SHORT EXERCISE:
Copy out each line of the listing that has the word "JSON" in it.

# # # # # # #

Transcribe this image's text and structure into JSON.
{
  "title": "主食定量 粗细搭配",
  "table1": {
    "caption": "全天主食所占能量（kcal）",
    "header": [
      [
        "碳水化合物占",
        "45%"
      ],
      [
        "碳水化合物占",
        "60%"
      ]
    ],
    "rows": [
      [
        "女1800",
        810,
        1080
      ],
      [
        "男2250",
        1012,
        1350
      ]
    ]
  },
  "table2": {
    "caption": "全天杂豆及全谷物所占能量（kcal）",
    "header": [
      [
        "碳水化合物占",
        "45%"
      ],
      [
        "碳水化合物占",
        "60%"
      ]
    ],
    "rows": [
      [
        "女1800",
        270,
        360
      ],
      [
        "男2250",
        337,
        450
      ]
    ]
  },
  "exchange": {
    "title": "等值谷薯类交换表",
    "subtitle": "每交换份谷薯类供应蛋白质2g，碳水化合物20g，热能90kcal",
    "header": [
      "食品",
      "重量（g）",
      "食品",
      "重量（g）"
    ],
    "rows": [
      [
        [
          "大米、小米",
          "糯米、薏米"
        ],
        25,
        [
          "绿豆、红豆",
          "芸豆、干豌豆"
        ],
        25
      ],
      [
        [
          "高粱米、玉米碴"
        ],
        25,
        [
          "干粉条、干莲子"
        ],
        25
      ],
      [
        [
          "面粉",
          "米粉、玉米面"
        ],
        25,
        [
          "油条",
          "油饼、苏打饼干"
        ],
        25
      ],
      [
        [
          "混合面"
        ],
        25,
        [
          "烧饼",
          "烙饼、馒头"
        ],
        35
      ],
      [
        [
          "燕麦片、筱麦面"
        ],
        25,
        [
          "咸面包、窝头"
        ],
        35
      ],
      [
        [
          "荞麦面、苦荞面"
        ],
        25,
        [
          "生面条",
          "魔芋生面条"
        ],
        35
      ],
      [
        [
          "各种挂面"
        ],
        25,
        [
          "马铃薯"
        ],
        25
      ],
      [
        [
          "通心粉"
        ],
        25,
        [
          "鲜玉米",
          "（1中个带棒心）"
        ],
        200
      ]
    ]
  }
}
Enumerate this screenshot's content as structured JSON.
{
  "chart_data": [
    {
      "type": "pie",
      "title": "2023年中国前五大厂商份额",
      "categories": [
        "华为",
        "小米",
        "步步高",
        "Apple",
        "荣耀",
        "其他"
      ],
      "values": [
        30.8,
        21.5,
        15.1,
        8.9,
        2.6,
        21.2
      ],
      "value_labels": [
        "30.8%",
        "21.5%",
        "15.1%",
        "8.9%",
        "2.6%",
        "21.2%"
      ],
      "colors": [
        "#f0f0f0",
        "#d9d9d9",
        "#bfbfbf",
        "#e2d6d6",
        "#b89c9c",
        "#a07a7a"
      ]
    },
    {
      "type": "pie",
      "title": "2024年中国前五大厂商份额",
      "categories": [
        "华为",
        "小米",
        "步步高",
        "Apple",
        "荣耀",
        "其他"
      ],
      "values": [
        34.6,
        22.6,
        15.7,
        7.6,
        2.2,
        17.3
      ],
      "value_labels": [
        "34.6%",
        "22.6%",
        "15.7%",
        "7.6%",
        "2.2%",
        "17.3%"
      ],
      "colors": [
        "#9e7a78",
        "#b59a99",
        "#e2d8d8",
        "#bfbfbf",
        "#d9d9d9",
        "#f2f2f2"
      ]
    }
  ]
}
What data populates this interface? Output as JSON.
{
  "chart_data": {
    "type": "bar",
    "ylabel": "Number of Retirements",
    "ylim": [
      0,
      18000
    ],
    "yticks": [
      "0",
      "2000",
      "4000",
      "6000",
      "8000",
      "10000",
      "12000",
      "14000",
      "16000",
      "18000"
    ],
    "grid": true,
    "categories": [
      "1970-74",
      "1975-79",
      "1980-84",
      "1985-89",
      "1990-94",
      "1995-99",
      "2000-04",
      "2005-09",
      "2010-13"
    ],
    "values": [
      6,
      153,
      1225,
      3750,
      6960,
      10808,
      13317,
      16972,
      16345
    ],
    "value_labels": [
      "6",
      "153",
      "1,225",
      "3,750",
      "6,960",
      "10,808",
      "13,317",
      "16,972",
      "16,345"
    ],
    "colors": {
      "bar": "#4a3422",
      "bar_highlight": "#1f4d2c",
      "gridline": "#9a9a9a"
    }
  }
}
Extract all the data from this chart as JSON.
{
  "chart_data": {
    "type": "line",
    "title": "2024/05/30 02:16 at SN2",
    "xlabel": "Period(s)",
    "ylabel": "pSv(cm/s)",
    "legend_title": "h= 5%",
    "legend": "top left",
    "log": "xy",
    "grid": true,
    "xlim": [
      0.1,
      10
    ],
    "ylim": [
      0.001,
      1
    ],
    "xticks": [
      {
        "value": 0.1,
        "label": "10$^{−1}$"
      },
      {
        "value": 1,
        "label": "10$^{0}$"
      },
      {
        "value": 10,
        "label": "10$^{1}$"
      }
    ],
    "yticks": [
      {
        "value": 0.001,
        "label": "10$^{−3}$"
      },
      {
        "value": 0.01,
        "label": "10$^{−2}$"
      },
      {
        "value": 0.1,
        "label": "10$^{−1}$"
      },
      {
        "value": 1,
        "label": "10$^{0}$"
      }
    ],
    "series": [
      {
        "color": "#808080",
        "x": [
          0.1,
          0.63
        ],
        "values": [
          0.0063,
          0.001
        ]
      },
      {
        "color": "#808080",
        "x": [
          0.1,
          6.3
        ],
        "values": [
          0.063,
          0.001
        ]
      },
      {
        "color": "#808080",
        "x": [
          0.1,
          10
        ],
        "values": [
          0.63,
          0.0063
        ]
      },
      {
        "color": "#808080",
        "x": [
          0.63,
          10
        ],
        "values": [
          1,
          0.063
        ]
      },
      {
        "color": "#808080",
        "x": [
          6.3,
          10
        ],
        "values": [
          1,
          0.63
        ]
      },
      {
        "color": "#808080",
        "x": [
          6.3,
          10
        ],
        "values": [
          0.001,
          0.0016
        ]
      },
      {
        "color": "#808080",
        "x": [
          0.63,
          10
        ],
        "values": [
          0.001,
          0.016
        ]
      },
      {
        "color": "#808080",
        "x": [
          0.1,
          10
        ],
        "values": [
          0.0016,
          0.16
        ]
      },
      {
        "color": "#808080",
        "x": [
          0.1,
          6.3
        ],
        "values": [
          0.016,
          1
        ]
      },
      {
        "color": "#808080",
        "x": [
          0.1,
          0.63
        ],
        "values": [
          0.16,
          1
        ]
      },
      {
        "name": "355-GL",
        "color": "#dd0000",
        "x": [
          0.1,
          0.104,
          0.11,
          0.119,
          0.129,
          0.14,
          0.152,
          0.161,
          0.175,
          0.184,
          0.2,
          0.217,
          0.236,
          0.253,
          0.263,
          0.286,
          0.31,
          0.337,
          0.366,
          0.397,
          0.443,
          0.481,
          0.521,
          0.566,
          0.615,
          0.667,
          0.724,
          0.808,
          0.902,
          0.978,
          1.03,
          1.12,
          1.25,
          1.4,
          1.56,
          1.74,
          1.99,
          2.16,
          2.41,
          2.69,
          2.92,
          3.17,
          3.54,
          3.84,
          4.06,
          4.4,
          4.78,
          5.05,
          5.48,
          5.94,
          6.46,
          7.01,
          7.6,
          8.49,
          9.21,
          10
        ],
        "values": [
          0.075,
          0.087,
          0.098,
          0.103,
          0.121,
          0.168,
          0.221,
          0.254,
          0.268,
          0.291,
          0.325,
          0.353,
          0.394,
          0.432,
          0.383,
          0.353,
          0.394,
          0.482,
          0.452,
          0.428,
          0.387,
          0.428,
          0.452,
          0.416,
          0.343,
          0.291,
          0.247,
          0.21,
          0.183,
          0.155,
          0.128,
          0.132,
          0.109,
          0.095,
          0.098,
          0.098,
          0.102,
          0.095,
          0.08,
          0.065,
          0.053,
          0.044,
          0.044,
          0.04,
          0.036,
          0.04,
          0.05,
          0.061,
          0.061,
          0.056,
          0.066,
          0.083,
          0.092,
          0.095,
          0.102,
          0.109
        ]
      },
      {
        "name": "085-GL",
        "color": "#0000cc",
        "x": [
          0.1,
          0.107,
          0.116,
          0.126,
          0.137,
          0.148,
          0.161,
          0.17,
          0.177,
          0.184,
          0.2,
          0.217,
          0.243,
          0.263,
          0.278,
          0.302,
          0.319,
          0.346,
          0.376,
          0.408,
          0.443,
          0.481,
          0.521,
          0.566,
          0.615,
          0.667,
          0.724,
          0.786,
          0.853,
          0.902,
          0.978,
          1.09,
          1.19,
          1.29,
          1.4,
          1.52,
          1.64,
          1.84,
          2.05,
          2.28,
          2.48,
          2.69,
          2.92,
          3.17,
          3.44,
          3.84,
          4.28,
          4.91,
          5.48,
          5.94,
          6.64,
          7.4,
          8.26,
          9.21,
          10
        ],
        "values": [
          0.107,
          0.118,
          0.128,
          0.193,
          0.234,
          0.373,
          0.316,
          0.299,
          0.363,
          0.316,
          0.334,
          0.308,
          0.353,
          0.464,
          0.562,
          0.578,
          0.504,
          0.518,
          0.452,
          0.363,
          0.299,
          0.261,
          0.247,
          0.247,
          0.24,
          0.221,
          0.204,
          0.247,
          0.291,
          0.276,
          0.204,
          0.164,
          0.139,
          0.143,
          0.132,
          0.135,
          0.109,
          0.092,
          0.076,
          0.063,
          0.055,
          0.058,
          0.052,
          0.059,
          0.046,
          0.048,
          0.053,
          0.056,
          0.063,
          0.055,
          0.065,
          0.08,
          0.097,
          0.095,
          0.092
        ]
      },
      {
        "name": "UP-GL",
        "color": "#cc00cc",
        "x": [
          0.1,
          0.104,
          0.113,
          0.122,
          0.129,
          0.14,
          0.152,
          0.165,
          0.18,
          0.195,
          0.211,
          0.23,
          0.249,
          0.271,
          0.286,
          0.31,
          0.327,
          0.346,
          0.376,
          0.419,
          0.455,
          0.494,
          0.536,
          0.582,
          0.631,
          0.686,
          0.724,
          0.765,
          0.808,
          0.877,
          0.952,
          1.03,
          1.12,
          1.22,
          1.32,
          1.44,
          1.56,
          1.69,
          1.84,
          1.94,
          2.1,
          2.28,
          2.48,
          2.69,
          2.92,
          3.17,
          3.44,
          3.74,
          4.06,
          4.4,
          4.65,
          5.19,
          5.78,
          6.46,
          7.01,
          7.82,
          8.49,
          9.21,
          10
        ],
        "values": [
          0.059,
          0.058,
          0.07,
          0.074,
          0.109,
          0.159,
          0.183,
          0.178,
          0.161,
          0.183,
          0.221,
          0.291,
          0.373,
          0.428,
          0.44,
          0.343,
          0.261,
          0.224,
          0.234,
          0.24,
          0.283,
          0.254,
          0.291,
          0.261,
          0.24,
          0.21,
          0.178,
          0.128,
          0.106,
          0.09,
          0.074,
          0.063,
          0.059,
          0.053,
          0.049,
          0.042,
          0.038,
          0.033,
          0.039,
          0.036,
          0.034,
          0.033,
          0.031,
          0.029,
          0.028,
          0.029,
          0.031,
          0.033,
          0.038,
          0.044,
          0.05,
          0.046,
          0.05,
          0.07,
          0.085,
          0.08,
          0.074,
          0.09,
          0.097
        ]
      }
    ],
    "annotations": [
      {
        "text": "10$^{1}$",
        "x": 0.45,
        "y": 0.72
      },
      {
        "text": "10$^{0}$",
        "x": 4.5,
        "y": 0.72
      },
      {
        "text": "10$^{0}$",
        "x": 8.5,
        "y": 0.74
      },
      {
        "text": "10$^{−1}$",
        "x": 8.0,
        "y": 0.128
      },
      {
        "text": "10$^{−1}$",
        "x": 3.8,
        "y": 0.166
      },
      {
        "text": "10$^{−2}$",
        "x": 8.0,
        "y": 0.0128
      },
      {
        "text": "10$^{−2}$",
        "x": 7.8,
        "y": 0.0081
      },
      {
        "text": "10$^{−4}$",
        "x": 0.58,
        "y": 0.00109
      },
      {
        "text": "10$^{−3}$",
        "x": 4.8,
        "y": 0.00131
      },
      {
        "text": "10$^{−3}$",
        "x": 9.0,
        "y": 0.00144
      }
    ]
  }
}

# # # # # # #

THE RESPONSE:
Transcribe this image's text and structure into JSON.
Enumerate this screenshot's content as structured JSON.
What data populates this interface? Output as JSON.
Extract all the data from this chart as JSON.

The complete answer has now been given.